→ **WRITTEN PROBLEM**: Check each line of the material below, and copy it if it holds the string "Desktop".

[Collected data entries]
▬▬▬

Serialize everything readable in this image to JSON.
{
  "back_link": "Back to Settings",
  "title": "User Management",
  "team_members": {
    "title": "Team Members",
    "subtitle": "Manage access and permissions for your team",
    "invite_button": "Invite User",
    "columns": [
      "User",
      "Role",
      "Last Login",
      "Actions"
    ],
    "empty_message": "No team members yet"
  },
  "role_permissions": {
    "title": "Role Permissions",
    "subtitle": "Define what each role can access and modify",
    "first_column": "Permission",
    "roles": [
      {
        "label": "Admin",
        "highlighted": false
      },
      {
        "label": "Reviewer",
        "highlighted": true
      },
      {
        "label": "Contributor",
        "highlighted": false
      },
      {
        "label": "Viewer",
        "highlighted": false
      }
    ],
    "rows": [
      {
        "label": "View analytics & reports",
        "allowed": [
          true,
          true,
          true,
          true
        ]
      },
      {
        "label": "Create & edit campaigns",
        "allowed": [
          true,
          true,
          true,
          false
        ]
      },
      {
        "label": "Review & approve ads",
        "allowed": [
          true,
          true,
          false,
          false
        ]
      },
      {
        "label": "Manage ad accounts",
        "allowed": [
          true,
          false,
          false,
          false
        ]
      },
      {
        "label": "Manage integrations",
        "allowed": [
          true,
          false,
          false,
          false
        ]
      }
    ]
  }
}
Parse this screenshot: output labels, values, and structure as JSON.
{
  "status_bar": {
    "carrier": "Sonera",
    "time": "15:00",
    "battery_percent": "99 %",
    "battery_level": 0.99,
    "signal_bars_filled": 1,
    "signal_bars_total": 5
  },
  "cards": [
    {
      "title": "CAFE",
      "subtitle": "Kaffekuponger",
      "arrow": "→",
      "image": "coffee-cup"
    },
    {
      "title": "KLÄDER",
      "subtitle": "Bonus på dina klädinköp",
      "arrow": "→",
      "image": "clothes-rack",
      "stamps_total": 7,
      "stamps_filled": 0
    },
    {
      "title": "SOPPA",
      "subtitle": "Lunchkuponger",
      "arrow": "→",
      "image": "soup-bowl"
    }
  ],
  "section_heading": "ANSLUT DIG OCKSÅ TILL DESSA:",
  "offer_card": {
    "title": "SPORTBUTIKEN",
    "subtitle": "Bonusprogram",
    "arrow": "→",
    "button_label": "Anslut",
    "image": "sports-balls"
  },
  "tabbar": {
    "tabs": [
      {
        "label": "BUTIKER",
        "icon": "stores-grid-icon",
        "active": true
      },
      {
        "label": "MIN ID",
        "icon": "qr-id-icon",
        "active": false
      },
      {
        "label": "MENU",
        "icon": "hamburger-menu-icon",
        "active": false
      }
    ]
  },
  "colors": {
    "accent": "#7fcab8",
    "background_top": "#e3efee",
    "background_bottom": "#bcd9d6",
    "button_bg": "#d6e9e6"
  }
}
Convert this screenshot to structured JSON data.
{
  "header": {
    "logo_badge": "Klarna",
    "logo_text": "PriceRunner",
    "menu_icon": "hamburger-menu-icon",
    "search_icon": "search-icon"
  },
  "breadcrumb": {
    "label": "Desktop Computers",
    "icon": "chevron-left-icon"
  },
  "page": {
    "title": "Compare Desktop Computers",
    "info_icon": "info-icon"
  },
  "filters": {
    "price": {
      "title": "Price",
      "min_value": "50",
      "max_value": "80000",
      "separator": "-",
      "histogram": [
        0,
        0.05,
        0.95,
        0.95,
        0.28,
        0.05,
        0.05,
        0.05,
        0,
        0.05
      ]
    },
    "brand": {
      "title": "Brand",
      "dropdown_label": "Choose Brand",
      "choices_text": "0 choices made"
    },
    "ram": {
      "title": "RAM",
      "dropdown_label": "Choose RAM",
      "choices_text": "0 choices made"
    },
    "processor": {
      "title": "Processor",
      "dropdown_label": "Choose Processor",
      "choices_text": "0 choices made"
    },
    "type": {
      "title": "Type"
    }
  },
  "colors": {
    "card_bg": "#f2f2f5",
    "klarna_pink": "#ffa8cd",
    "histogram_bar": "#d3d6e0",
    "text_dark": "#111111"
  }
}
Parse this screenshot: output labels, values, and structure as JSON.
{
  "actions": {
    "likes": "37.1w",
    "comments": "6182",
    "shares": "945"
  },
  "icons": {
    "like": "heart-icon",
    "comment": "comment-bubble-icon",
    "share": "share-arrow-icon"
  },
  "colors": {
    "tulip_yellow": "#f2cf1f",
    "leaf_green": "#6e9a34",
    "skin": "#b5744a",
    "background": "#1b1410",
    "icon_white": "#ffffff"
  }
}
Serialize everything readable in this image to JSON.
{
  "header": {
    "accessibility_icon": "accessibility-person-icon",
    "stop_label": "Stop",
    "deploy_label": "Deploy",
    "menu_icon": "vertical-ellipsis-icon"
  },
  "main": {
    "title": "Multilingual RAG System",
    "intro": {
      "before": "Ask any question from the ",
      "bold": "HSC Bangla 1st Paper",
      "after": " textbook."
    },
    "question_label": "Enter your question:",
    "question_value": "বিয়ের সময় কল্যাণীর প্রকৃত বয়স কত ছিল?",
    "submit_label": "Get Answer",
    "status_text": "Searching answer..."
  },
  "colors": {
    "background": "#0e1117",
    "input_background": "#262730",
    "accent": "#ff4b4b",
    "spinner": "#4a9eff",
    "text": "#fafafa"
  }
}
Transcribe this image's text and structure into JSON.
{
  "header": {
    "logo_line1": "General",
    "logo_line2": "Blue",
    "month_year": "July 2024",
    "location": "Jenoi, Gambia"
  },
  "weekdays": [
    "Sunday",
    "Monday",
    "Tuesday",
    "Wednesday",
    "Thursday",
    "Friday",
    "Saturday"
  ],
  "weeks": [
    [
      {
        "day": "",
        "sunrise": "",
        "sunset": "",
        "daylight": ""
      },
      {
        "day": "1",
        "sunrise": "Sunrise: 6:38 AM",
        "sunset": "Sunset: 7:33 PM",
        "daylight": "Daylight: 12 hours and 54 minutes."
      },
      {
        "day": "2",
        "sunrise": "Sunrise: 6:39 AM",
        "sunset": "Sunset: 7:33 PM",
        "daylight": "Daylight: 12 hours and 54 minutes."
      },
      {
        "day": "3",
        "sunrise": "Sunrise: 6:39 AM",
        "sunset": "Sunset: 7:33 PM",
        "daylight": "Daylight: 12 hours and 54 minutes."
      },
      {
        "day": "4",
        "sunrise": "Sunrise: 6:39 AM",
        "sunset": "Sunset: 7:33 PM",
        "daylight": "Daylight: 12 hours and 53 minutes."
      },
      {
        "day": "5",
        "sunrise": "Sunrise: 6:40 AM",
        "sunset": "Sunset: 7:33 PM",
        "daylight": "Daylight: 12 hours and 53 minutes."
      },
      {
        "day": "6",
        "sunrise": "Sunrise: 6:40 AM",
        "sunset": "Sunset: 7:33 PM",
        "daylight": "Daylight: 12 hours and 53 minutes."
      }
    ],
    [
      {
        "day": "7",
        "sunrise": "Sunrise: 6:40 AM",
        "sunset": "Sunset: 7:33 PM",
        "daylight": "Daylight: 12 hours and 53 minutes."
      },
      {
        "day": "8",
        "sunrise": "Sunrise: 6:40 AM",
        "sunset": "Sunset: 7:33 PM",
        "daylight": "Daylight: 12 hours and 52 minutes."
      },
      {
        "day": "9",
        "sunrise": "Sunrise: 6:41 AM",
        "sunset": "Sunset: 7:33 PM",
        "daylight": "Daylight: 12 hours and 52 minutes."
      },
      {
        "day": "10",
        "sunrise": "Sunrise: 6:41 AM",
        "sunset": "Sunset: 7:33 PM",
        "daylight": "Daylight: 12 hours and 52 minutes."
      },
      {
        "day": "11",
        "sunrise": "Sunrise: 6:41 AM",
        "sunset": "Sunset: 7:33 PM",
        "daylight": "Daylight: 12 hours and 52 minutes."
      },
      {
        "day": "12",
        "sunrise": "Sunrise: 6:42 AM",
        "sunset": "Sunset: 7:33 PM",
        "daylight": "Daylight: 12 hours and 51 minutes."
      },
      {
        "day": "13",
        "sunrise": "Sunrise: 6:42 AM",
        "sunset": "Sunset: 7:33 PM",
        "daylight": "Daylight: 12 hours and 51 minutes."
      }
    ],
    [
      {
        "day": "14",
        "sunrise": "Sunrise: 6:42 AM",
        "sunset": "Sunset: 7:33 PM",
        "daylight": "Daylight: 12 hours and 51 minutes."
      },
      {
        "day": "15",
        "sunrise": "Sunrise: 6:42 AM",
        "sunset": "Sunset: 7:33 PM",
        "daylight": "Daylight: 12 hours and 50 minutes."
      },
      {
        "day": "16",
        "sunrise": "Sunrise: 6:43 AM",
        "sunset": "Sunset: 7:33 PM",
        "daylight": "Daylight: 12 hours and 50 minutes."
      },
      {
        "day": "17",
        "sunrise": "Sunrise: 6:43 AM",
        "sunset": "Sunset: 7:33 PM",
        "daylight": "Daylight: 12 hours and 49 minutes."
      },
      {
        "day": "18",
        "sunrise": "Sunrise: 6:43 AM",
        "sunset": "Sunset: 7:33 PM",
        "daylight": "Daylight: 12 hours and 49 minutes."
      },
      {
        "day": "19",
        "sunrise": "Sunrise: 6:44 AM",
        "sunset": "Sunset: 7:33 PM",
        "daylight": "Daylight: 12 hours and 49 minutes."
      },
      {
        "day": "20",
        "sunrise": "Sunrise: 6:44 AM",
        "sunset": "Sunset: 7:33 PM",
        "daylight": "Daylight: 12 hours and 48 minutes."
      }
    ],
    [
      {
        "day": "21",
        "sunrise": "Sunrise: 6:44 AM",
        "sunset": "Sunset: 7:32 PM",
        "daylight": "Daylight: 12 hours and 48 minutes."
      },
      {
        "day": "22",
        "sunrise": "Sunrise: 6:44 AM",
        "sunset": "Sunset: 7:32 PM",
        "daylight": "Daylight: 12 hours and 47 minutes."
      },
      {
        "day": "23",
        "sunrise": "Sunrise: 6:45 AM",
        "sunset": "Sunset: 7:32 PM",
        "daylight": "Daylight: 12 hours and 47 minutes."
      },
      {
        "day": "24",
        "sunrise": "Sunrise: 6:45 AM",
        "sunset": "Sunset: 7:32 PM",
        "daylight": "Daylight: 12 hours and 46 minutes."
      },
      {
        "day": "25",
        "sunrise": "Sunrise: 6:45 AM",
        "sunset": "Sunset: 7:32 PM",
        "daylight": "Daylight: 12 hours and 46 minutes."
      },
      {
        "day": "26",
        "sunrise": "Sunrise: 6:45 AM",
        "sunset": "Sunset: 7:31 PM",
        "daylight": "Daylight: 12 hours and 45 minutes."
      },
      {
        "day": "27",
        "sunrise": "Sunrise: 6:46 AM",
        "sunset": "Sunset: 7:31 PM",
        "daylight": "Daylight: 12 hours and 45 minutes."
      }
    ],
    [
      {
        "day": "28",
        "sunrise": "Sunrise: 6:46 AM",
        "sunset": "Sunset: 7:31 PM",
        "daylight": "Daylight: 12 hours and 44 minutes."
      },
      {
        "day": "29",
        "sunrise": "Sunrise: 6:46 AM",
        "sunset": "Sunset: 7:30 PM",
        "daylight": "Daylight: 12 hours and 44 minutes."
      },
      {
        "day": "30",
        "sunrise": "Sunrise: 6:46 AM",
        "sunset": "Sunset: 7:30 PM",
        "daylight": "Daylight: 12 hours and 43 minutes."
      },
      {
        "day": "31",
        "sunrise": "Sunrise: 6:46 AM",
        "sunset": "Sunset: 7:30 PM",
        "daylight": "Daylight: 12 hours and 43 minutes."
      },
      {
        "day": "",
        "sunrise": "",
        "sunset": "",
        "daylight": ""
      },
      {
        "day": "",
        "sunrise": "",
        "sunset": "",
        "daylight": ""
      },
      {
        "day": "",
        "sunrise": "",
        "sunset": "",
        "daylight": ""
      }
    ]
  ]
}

▬▬▬

→ **THE SOLUTION**:
    "label": "Desktop Computers",
    "title": "Compare Desktop Computers",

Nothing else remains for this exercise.